▶ GIVEN EXERCISE
State how many lines in the listing below include the word "County", and add nothing besides the number.

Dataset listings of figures
..............................
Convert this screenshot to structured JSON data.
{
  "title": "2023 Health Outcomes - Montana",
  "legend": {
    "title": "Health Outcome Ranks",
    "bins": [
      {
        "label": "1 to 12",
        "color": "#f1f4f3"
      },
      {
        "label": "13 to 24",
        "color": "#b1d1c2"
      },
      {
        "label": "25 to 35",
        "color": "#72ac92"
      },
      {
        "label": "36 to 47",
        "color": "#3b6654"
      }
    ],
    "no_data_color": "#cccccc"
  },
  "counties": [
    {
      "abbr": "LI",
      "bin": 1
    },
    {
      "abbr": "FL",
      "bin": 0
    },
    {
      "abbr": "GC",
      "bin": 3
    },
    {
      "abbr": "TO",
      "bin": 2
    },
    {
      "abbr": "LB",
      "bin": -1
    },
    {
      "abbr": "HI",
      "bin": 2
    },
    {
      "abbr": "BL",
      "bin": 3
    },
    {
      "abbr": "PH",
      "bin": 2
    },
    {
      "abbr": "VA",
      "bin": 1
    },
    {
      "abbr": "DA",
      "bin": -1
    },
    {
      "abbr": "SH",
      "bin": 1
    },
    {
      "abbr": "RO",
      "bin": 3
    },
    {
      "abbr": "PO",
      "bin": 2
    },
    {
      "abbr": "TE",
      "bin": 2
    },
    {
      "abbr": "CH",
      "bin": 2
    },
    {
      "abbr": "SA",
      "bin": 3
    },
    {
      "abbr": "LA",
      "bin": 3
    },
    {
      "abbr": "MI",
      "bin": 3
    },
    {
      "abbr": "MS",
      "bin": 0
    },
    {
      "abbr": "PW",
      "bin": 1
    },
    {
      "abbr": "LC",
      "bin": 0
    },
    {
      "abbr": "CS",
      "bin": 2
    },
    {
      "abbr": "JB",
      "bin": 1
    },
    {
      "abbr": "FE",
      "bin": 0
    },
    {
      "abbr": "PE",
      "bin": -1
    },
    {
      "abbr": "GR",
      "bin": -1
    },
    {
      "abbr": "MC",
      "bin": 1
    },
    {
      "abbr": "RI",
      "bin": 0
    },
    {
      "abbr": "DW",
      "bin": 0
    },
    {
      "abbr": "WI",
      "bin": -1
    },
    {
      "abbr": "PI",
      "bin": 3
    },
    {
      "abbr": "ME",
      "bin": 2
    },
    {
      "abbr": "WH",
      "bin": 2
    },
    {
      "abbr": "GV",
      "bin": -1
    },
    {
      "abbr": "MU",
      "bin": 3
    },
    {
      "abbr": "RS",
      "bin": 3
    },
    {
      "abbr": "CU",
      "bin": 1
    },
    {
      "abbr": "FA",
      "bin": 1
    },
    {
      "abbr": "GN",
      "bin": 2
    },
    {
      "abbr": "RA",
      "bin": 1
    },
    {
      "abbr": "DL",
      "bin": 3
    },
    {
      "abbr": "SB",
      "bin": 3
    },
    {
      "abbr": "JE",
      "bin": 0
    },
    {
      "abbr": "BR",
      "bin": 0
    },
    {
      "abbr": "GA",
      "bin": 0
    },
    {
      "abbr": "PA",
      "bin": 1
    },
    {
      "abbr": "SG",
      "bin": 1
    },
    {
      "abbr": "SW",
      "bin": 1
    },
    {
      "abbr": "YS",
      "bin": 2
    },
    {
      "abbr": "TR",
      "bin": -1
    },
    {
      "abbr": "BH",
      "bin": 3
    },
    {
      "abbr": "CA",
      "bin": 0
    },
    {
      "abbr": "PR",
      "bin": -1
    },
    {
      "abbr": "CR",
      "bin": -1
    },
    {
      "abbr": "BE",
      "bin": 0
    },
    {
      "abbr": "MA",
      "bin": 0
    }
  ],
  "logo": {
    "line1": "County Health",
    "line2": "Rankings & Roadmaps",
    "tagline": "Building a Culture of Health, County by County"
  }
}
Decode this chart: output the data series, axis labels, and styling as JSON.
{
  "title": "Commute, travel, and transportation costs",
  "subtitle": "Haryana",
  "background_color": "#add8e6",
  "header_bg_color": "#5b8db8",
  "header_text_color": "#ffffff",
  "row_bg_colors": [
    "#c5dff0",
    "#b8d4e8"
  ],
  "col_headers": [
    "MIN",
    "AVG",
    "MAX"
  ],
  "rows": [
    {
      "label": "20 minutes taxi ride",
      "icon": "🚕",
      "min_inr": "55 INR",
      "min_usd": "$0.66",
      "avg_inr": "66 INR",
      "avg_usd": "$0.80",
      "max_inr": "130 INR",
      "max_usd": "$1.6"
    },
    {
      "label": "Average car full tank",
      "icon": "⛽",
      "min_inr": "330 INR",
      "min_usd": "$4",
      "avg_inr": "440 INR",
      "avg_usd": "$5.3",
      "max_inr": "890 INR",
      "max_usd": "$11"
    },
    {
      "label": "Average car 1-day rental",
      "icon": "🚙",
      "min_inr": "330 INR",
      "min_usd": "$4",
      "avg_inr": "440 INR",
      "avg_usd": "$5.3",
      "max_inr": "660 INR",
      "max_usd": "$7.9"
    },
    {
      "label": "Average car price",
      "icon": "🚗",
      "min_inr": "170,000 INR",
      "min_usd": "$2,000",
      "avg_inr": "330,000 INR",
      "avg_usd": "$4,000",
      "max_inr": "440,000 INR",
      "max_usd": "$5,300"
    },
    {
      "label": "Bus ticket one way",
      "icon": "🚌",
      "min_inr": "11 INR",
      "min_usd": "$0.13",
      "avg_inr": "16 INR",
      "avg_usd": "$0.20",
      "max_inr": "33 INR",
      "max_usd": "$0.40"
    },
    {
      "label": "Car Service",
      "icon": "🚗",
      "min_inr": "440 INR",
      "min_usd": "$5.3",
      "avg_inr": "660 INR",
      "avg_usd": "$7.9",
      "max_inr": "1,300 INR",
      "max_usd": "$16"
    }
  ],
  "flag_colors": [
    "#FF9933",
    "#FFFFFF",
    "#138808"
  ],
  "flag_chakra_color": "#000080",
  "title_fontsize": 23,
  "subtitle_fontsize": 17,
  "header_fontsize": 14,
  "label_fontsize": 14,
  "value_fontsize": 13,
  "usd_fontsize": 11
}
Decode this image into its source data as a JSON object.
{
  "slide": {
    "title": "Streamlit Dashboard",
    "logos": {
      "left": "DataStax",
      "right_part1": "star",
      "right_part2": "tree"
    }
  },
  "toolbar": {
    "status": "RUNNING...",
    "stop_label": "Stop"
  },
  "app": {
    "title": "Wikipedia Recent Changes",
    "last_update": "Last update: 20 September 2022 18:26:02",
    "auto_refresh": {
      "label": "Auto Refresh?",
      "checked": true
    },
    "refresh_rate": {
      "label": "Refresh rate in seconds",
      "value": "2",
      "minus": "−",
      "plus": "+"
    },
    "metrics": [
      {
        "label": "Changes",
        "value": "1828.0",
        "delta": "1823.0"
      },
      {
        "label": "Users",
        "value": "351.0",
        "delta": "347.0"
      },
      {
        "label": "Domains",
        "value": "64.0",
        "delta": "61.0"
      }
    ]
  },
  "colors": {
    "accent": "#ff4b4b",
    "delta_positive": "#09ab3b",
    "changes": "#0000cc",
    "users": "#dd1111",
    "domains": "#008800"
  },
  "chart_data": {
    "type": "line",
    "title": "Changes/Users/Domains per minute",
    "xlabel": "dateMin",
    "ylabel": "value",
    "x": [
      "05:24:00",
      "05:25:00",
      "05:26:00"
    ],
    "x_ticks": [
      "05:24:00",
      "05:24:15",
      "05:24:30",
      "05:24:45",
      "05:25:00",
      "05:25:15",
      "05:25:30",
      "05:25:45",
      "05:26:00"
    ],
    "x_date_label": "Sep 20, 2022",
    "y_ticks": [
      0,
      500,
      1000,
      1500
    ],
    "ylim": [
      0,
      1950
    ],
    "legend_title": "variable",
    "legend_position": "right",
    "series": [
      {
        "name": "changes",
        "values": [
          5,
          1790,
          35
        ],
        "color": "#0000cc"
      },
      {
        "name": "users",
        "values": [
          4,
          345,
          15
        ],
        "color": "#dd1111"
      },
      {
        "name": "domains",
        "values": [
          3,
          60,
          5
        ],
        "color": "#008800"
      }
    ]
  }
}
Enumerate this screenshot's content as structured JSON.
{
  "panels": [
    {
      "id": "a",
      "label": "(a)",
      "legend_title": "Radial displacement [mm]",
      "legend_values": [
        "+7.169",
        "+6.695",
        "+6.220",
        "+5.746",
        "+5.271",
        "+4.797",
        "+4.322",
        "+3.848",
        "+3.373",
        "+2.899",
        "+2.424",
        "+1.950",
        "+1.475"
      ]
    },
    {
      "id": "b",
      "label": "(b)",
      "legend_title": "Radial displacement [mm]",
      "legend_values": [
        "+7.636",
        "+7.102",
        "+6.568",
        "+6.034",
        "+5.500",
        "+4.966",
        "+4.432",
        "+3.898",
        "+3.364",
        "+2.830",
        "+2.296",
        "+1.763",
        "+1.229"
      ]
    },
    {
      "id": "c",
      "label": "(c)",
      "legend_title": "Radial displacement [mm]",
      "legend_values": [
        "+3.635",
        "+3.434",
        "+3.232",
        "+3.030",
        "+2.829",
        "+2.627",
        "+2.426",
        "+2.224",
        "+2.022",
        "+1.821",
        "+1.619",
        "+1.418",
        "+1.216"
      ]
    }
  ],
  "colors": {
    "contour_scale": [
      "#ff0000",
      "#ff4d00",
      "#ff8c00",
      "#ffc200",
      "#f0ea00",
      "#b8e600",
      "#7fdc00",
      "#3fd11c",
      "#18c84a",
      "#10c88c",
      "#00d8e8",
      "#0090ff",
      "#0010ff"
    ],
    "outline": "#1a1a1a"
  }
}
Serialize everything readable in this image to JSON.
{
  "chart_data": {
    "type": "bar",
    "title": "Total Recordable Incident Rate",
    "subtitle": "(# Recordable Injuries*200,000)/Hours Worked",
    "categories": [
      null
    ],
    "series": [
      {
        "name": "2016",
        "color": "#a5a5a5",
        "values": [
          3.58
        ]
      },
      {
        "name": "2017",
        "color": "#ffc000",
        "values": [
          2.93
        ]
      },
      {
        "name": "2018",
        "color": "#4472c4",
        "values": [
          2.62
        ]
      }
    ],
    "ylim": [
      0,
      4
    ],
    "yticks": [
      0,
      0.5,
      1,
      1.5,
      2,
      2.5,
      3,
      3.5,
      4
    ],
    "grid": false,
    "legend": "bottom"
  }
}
..............................
▶ REPLY
2